In the listing below, locate the lines that hold the string "about". Copy those lines.

-=-=-

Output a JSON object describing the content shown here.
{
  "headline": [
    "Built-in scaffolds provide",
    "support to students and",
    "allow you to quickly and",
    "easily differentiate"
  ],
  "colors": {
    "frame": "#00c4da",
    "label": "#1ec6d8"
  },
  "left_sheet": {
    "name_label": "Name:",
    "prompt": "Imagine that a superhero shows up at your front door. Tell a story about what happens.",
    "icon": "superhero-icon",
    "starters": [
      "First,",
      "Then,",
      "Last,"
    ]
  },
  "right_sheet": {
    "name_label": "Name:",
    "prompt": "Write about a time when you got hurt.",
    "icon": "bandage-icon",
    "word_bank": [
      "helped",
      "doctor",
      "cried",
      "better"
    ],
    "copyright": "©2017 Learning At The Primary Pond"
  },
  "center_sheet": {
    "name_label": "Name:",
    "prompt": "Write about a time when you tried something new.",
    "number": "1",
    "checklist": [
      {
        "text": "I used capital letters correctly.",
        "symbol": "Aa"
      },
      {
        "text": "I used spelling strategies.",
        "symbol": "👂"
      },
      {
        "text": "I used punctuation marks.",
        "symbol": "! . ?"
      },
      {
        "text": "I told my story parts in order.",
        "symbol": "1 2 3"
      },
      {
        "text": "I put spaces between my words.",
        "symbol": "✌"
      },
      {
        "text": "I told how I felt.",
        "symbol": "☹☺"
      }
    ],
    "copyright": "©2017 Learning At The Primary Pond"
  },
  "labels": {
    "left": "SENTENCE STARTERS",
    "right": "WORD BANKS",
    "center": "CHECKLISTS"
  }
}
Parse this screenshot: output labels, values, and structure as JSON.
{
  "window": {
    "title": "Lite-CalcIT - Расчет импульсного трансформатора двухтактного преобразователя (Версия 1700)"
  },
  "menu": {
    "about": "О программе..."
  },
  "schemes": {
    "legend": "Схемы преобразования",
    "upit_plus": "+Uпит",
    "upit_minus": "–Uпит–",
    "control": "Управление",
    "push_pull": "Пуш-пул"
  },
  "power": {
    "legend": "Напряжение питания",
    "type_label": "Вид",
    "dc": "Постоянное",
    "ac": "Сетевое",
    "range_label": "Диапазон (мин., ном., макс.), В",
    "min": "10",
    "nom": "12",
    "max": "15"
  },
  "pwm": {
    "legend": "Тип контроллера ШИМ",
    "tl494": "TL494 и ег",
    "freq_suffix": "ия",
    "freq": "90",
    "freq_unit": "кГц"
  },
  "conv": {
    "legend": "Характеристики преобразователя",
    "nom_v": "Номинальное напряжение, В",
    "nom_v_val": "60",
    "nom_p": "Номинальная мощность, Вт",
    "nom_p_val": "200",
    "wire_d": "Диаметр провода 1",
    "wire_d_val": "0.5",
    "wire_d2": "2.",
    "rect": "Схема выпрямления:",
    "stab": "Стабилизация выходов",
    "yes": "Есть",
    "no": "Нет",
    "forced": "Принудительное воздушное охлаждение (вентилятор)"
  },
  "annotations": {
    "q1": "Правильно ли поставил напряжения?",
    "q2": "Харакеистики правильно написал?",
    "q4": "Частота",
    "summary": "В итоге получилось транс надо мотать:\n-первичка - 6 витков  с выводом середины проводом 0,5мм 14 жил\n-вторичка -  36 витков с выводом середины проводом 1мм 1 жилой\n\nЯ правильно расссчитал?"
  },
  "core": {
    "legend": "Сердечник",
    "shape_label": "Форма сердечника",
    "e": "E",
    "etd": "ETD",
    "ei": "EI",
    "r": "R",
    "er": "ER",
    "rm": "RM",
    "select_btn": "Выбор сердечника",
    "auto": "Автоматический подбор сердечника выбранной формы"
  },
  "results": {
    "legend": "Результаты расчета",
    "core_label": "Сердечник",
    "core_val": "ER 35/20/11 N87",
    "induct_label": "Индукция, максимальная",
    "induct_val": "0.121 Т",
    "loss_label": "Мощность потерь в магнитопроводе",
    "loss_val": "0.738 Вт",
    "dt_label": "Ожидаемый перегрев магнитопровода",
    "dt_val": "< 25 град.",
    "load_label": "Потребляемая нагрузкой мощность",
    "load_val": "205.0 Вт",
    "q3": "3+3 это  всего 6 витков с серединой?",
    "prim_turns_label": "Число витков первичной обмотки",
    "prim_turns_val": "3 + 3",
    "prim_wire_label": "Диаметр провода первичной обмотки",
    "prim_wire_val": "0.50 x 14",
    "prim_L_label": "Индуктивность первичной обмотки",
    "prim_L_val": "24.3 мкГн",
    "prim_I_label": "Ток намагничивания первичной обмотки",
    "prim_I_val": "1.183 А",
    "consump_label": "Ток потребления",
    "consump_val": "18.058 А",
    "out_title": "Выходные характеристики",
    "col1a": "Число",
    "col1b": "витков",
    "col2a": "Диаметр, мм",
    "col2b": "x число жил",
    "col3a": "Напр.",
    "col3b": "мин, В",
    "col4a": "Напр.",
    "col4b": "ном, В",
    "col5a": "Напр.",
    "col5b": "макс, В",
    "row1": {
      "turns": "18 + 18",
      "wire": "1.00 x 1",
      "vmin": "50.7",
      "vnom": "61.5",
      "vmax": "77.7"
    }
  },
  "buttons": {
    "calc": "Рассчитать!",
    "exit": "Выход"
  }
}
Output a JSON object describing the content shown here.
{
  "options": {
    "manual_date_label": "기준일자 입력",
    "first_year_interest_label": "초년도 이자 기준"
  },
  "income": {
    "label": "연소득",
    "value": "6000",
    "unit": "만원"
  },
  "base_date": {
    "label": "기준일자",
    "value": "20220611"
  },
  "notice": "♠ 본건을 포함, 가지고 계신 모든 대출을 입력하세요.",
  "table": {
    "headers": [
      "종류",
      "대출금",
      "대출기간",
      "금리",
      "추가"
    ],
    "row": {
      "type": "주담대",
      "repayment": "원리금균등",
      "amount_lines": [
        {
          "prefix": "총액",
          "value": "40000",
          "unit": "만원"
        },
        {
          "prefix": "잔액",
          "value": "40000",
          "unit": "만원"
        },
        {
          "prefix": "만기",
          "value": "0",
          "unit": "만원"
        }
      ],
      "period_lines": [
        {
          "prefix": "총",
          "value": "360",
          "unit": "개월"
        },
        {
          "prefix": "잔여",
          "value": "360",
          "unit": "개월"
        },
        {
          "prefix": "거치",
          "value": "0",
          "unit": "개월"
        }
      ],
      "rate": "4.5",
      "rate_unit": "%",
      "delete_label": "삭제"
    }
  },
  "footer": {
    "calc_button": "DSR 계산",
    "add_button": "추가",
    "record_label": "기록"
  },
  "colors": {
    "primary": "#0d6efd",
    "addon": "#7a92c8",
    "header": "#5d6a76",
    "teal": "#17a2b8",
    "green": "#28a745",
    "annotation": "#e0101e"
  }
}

-=-=-

_Solution to this problem_:
    "prompt": "Imagine that a superhero shows up at your front door. Tell a story about what happens.",
    "prompt": "Write about a time when you got hurt.",
    "prompt": "Write about a time when you tried something new.",
    "about": "О программе..."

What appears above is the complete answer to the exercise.